[INSTRUCTIONS TO FOLLOW]: Identify each line holding the string "Gjurašin" and copy it.

____

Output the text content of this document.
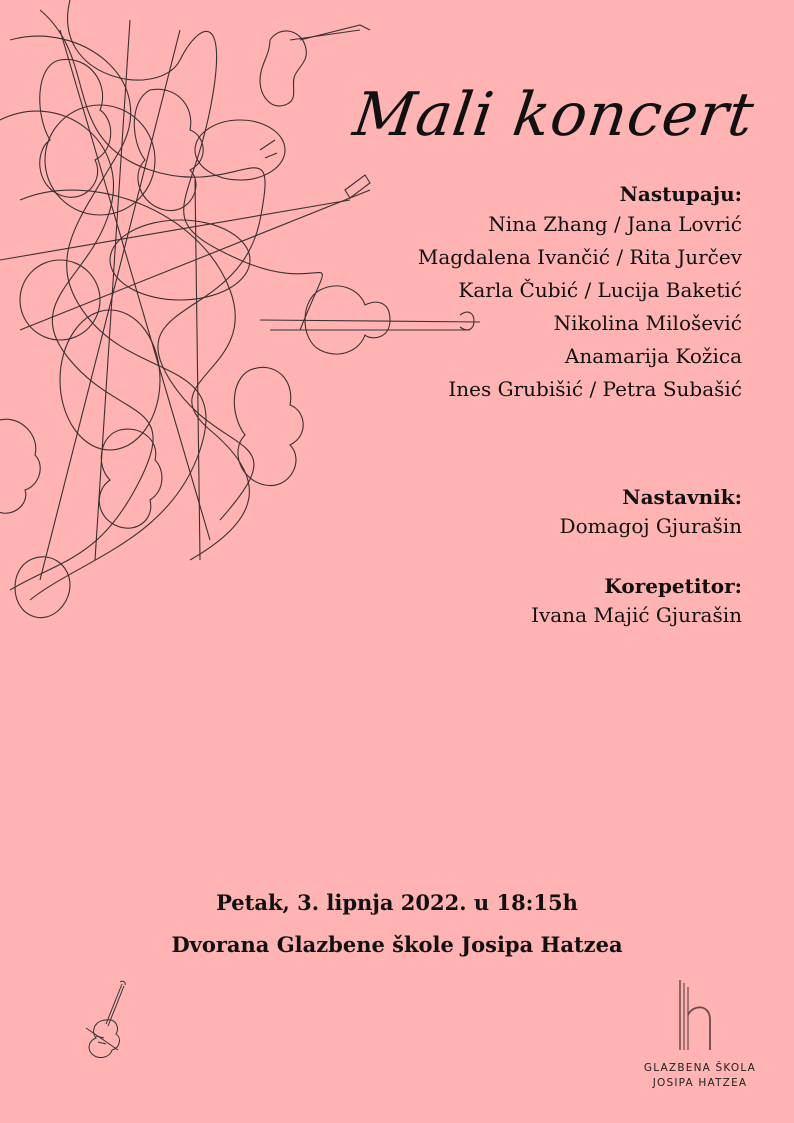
Mali koncert
Nastupaju:
Nina Zhang / Jana Lovrić
Magdalena Ivančić / Rita Jurčev
Karla Čubić / Lucija Baketić
Nikolina Milošević
Anamarija Kožica
Ines Grubišić / Petra Subašić
Nastavnik:
Domagoj Gjurašin
Korepetitor:
Ivana Majić Gjurašin
Petak, 3. lipnja 2022. u 18:15h
Dvorana Glazbene škole Josipa Hatzea
GLAZBENA ŠKOLA
JOSIPA HATZEA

____

[ANSWER]:
Domagoj Gjurašin
Ivana Majić Gjurašin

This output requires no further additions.